» RECORDS SHOWN:
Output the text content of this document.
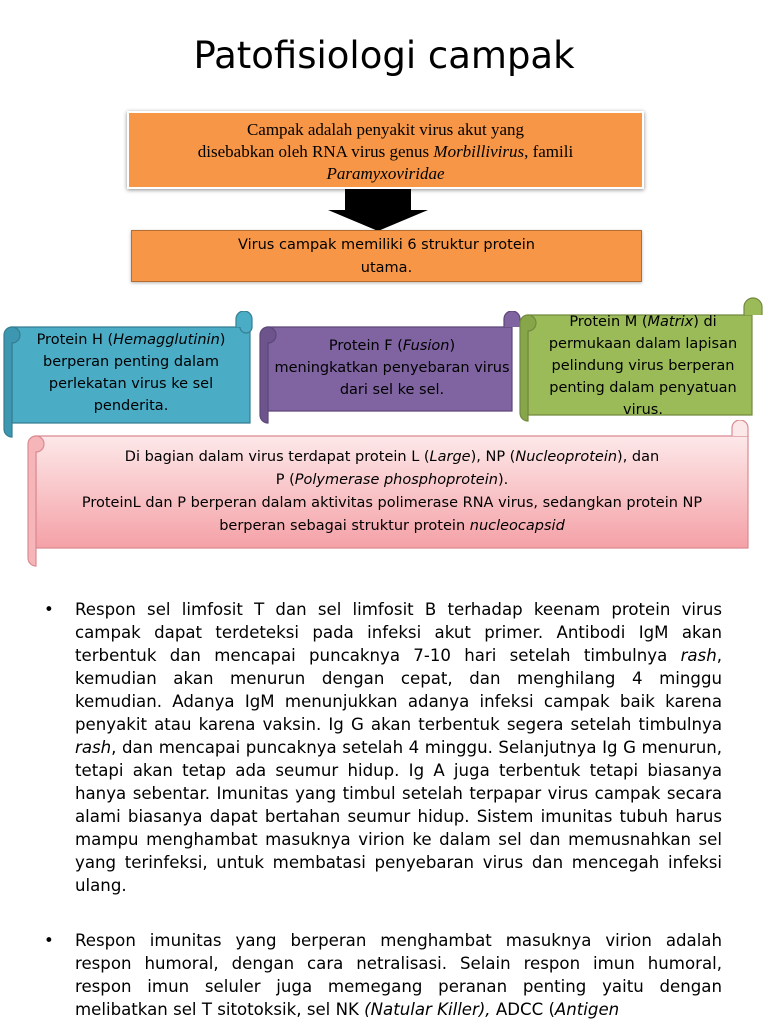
Patofisiologi campak
Campak adalah penyakit virus akut yang
disebabkan oleh RNA virus genus Morbillivirus, famili
Paramyxoviridae
Virus campak memiliki 6 struktur protein
utama.
Protein H (Hemagglutinin)
berperan penting dalam perlekatan virus ke sel penderita.
Protein F (Fusion)
meningkatkan penyebaran virus dari sel ke sel.
Protein M (Matrix) di
permukaan dalam lapisan pelindung virus berperan penting dalam penyatuan virus.
Di bagian dalam virus terdapat protein L (Large), NP (Nucleoprotein), dan
P (Polymerase phosphoprotein).
ProteinL dan P berperan dalam aktivitas polimerase RNA virus, sedangkan protein NP
berperan sebagai struktur protein nucleocapsid
• Respon sel limfosit T dan sel limfosit B terhadap keenam protein virus campak dapat terdeteksi pada infeksi akut primer. Antibodi IgM akan terbentuk dan mencapai puncaknya 7-10 hari setelah timbulnya rash, kemudian akan menurun dengan cepat, dan menghilang 4 minggu kemudian. Adanya IgM menunjukkan adanya infeksi campak baik karena penyakit atau karena vaksin. Ig G akan terbentuk segera setelah timbulnya rash, dan mencapai puncaknya setelah 4 minggu. Selanjutnya Ig G menurun, tetapi akan tetap ada seumur hidup. Ig A juga terbentuk tetapi biasanya hanya sebentar. Imunitas yang timbul setelah terpapar virus campak secara alami biasanya dapat bertahan seumur hidup. Sistem imunitas tubuh harus mampu menghambat masuknya virion ke dalam sel dan memusnahkan sel yang terinfeksi, untuk membatasi penyebaran virus dan mencegah infeksi ulang.
• Respon imunitas yang berperan menghambat masuknya virion adalah respon humoral, dengan cara netralisasi. Selain respon imun humoral, respon imun seluler juga memegang peranan penting yaitu dengan melibatkan sel T sitotoksik, sel NK (Natular Killer), ADCC (Antigen
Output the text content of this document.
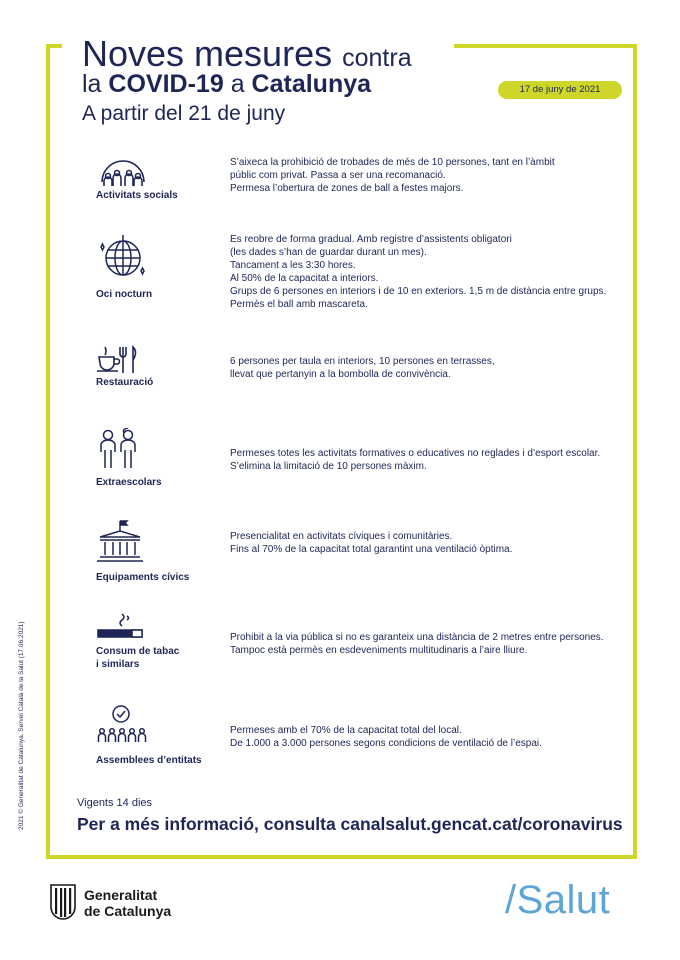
Noves mesures contra
la COVID-19 a Catalunya
A partir del 21 de juny
17 de juny de 2021
Activitats socials
S’aixeca la prohibició de trobades de més de 10 persones, tant en l’àmbit
públic com privat. Passa a ser una recomanació.
Permesa l’obertura de zones de ball a festes majors.
Oci nocturn
Es reobre de forma gradual. Amb registre d’assistents obligatori
(les dades s’han de guardar durant un mes).
Tancament a les 3:30 hores.
Al 50% de la capacitat a interiors.
Grups de 6 persones en interiors i de 10 en exteriors. 1,5 m de distància entre grups.
Permès el ball amb mascareta.
Restauració
6 persones per taula en interiors, 10 persones en terrasses,
llevat que pertanyin a la bombolla de convivència.
Extraescolars
Permeses totes les activitats formatives o educatives no reglades i d’esport escolar.
S’elimina la limitació de 10 persones màxim.
Equipaments cívics
Presencialitat en activitats cíviques i comunitàries.
Fins al 70% de la capacitat total garantint una ventilació òptima.
Consum de tabac
i similars
Prohibit a la via pública si no es garanteix una distància de 2 metres entre persones.
Tampoc està permès en esdeveniments multitudinaris a l’aire lliure.
Assemblees d’entitats
Permeses amb el 70% de la capacitat total del local.
De 1.000 a 3.000 persones segons condicions de ventilació de l’espai.
Vigents 14 dies
Per a més informació, consulta canalsalut.gencat.cat/coronavirus
2021 © Generalitat de Catalunya. Servei Català de la Salut (17.06.2021)
Generalitat
de Catalunya	/Salut
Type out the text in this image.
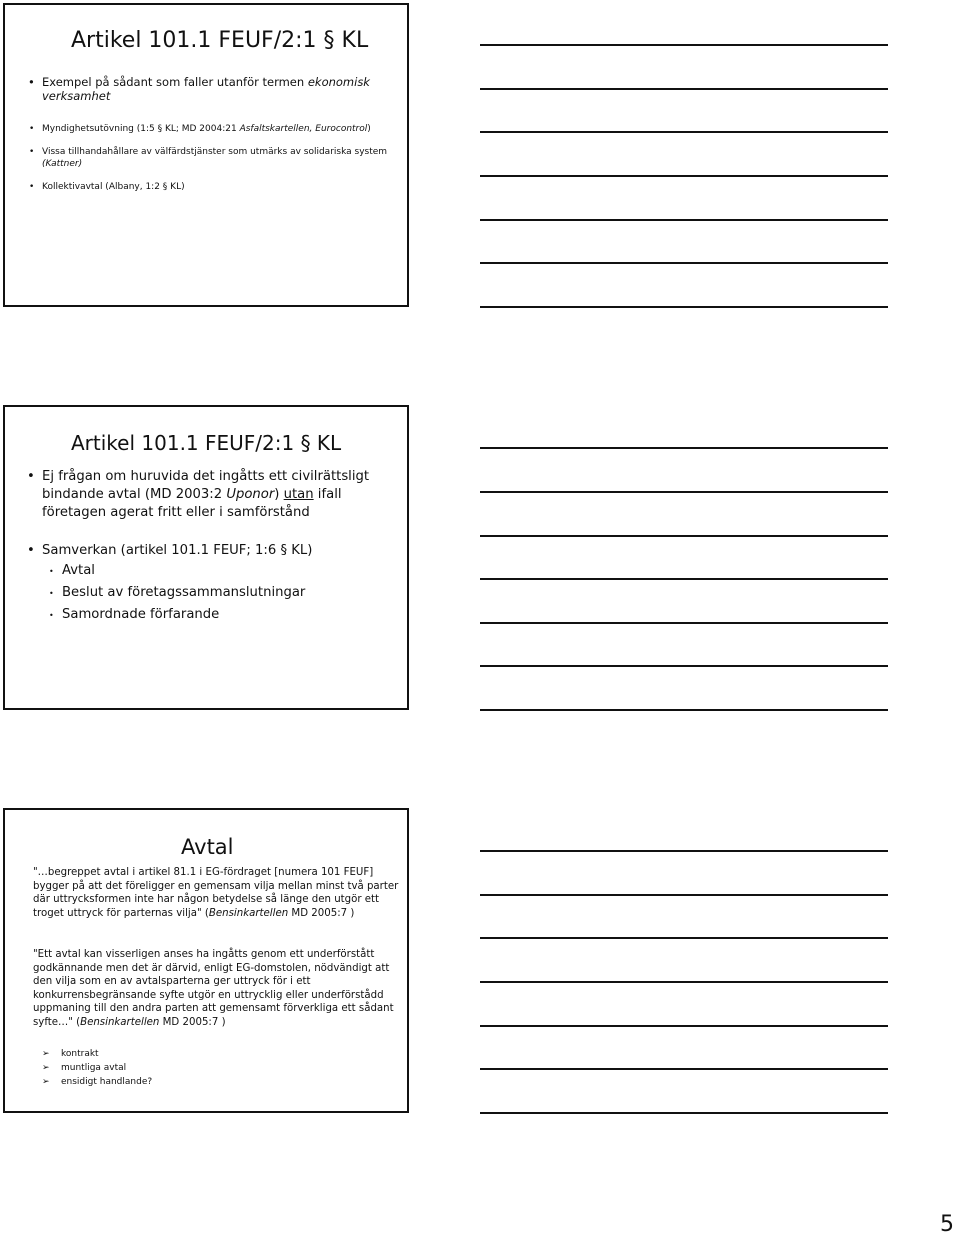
Artikel 101.1 FEUF/2:1 § KL
• Exempel på sådant som faller utanför termen ekonomisk verksamhet
• Myndighetsutövning (1:5 § KL; MD 2004:21 Asfaltskartellen, Eurocontrol)
• Vissa tillhandahållare av välfärdstjänster som utmärks av solidariska system (Kattner)
• Kollektivavtal (Albany, 1:2 § KL)
Artikel 101.1 FEUF/2:1 § KL
• Ej frågan om huruvida det ingåtts ett civilrättsligt bindande avtal (MD 2003:2 Uponor) utan ifall företagen agerat fritt eller i samförstånd
• Samverkan (artikel 101.1 FEUF; 1:6 § KL)
• Avtal
• Beslut av företagssammanslutningar
• Samordnade förfarande
Avtal

"…begreppet avtal i artikel 81.1 i EG-fördraget [numera 101 FEUF] bygger på att det föreligger en gemensam vilja mellan minst två parter där uttrycksformen inte har någon betydelse så länge den utgör ett troget uttryck för parternas vilja" (Bensinkartellen MD 2005:7 )

"Ett avtal kan visserligen anses ha ingåtts genom ett underförstått godkännande men det är därvid, enligt EG-domstolen, nödvändigt att den vilja som en av avtalsparterna ger uttryck för i ett konkurrensbegränsande syfte utgör en uttrycklig eller underförstådd uppmaning till den andra parten att gemensamt förverkliga ett sådant syfte…" (Bensinkartellen MD 2005:7 )

➢ kontrakt
➢ muntliga avtal
➢ ensidigt handlande?
5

» EXERCISE: List all lines from the entries that include the word "masuknya".

» SOLUTION TO THIS PROBLEM:
• Respon sel limfosit T dan sel limfosit B terhadap keenam protein virus campak dapat terdeteksi pada infeksi akut primer. Antibodi IgM akan terbentuk dan mencapai puncaknya 7-10 hari setelah timbulnya rash, kemudian akan menurun dengan cepat, dan menghilang 4 minggu kemudian. Adanya IgM menunjukkan adanya infeksi campak baik karena penyakit atau karena vaksin. Ig G akan terbentuk segera setelah timbulnya rash, dan mencapai puncaknya setelah 4 minggu. Selanjutnya Ig G menurun, tetapi akan tetap ada seumur hidup. Ig A juga terbentuk tetapi biasanya hanya sebentar. Imunitas yang timbul setelah terpapar virus campak secara alami biasanya dapat bertahan seumur hidup. Sistem imunitas tubuh harus mampu menghambat masuknya virion ke dalam sel dan memusnahkan sel yang terinfeksi, untuk membatasi penyebaran virus dan mencegah infeksi ulang.
• Respon imunitas yang berperan menghambat masuknya virion adalah respon humoral, dengan cara netralisasi. Selain respon imun humoral, respon imun seluler juga memegang peranan penting yaitu dengan melibatkan sel T sitotoksik, sel NK (Natular Killer), ADCC (Antigen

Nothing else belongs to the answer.